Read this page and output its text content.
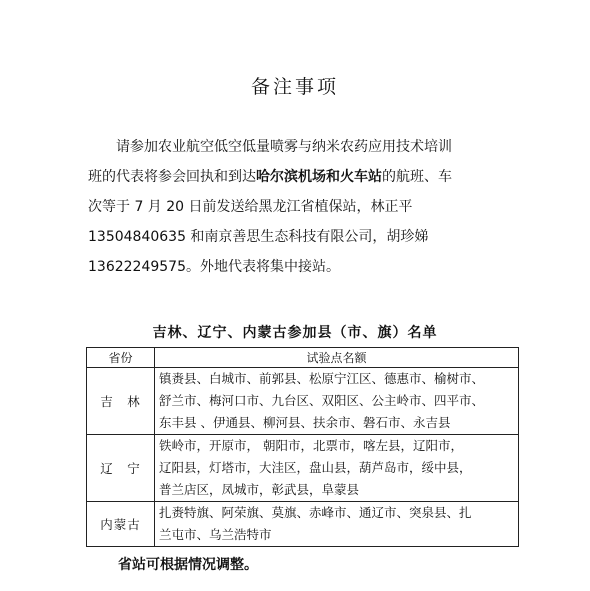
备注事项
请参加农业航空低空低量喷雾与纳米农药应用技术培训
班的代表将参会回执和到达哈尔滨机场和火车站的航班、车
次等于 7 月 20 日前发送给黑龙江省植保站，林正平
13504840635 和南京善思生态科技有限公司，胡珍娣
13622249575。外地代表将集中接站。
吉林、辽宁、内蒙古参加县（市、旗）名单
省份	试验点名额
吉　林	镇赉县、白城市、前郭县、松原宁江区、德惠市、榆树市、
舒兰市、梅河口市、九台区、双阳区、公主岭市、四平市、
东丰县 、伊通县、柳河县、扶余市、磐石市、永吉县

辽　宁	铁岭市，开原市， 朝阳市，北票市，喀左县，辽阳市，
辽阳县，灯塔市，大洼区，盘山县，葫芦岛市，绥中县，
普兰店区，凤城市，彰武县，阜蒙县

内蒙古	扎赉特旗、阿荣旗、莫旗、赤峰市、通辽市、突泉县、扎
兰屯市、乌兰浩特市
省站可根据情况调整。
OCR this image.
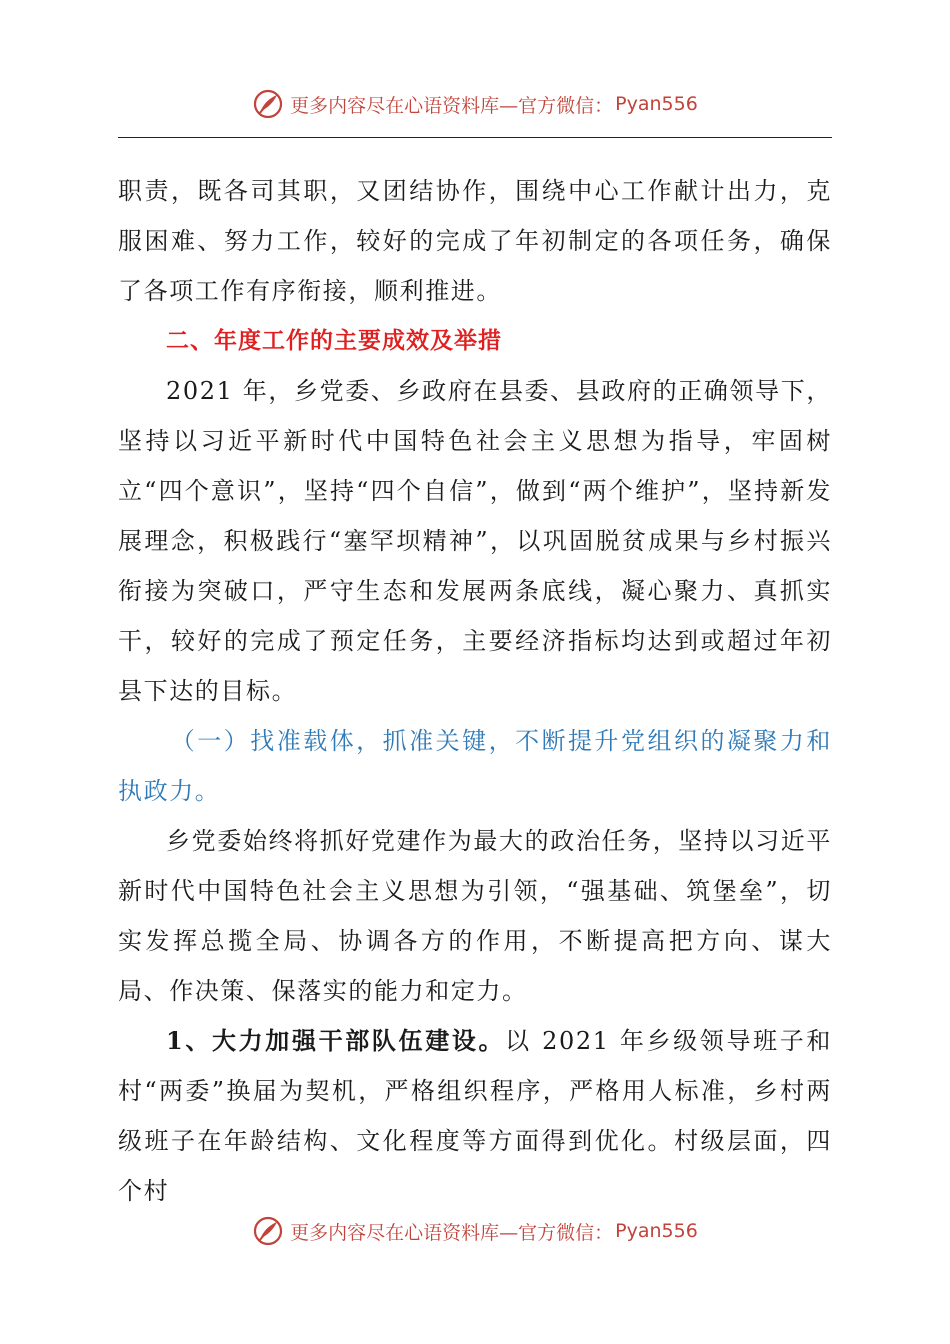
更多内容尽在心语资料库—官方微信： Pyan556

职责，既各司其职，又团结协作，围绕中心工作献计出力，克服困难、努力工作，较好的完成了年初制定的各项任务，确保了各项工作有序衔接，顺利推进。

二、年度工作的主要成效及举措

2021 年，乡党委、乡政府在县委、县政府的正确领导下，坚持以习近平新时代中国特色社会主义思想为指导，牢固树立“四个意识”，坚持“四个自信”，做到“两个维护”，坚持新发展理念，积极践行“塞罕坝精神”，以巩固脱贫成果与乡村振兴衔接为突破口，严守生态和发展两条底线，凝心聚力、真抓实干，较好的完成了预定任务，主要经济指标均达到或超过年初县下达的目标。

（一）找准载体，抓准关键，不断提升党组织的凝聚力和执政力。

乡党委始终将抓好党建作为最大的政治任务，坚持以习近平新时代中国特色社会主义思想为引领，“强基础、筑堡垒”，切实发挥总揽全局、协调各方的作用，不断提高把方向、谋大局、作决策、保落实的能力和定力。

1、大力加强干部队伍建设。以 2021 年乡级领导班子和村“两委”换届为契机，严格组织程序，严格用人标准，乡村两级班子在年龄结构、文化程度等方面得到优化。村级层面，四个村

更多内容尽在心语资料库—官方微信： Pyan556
- - - - - - -
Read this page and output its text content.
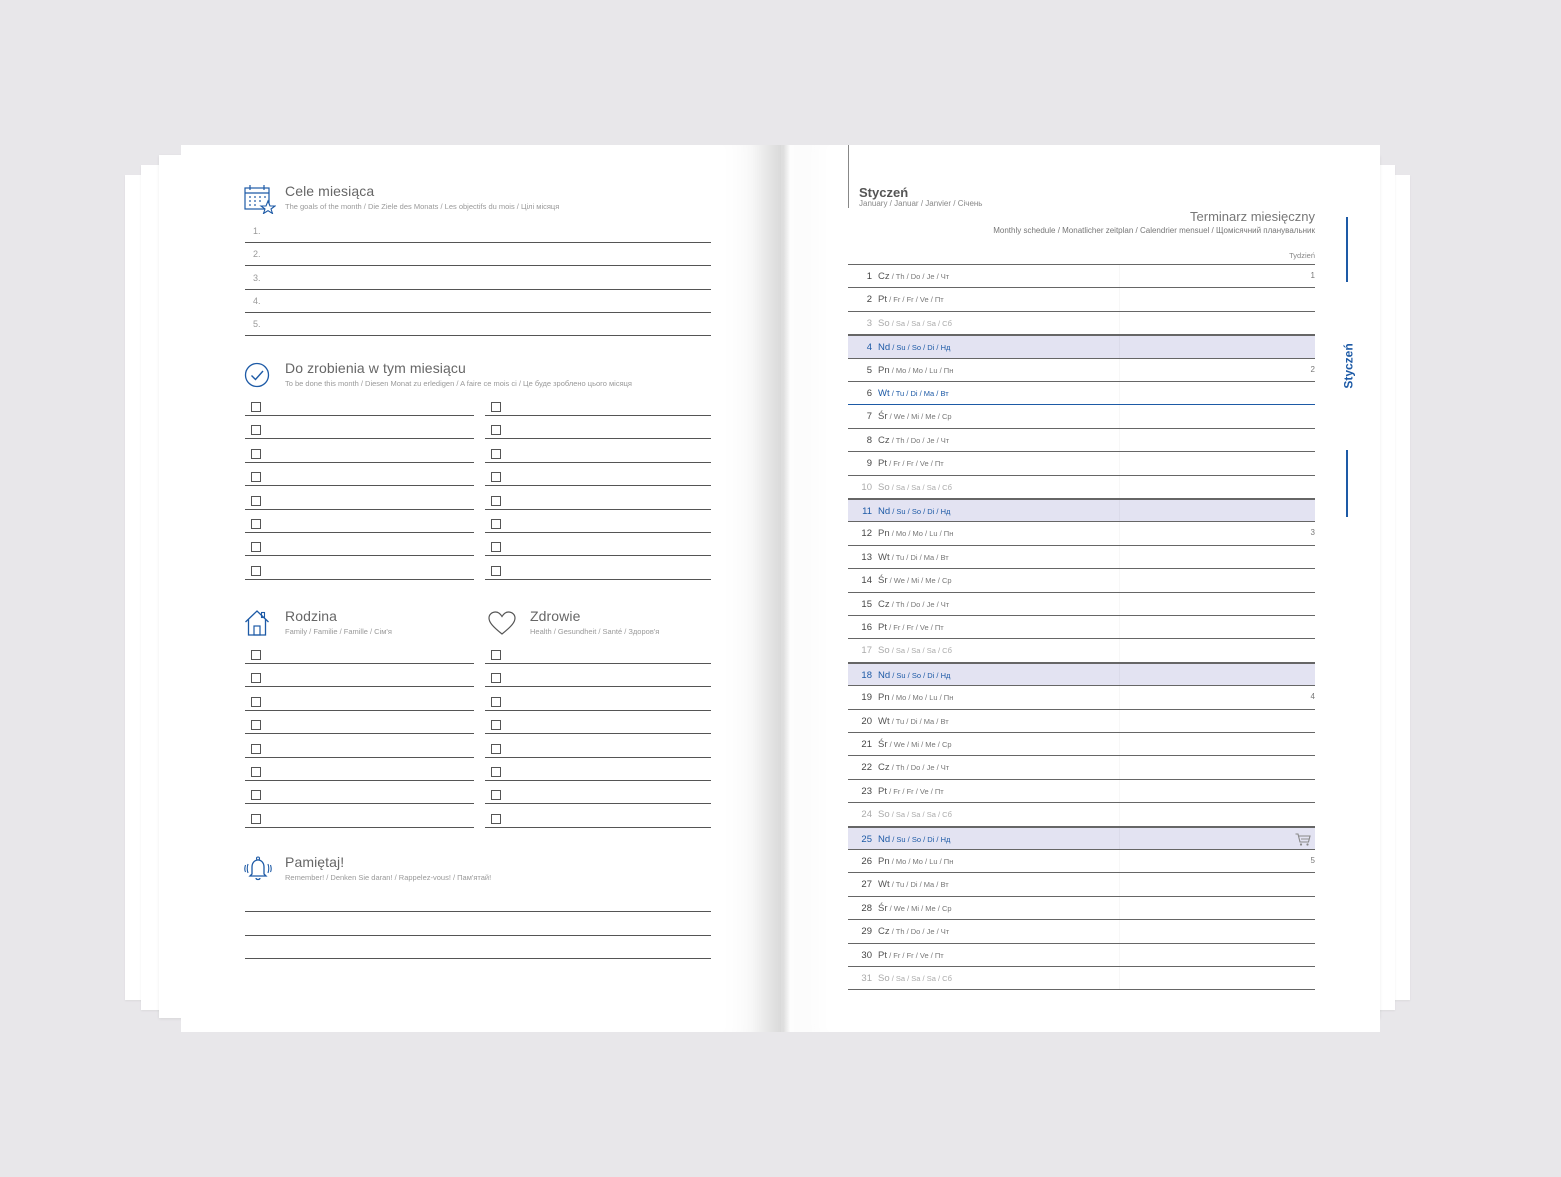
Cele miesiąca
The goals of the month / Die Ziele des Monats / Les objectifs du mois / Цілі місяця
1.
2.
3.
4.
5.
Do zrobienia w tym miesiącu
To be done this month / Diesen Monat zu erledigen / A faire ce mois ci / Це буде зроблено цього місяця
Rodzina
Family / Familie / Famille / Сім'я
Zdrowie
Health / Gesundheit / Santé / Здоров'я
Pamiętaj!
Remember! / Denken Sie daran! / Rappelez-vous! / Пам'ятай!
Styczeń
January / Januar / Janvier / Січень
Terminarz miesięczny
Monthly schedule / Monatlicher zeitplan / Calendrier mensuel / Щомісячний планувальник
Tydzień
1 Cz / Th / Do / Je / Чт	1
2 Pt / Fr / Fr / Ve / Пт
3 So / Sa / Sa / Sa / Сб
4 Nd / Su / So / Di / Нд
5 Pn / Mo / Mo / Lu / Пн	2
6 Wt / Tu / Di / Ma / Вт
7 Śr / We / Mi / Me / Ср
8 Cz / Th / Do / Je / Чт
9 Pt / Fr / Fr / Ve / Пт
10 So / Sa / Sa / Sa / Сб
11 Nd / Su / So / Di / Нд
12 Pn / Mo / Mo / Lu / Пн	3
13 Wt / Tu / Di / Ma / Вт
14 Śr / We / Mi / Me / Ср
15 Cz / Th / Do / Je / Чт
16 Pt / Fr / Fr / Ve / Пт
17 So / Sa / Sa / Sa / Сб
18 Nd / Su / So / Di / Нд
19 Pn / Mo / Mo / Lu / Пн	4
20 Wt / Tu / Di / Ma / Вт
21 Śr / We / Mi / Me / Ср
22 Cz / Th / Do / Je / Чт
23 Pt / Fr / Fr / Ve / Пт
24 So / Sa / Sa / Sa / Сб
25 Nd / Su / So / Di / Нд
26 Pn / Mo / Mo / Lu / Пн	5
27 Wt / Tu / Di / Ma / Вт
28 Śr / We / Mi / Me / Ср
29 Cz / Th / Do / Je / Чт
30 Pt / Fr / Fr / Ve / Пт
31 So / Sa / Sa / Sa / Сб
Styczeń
- - - - - - -
§ Task objective: Extract from the material all lines containing the string "місяця".

§ Final answer:
The goals of the month / Die Ziele des Monats / Les objectifs du mois / Цілі місяця
To be done this month / Diesen Monat zu erledigen / A faire ce mois ci / Це буде зроблено цього місяця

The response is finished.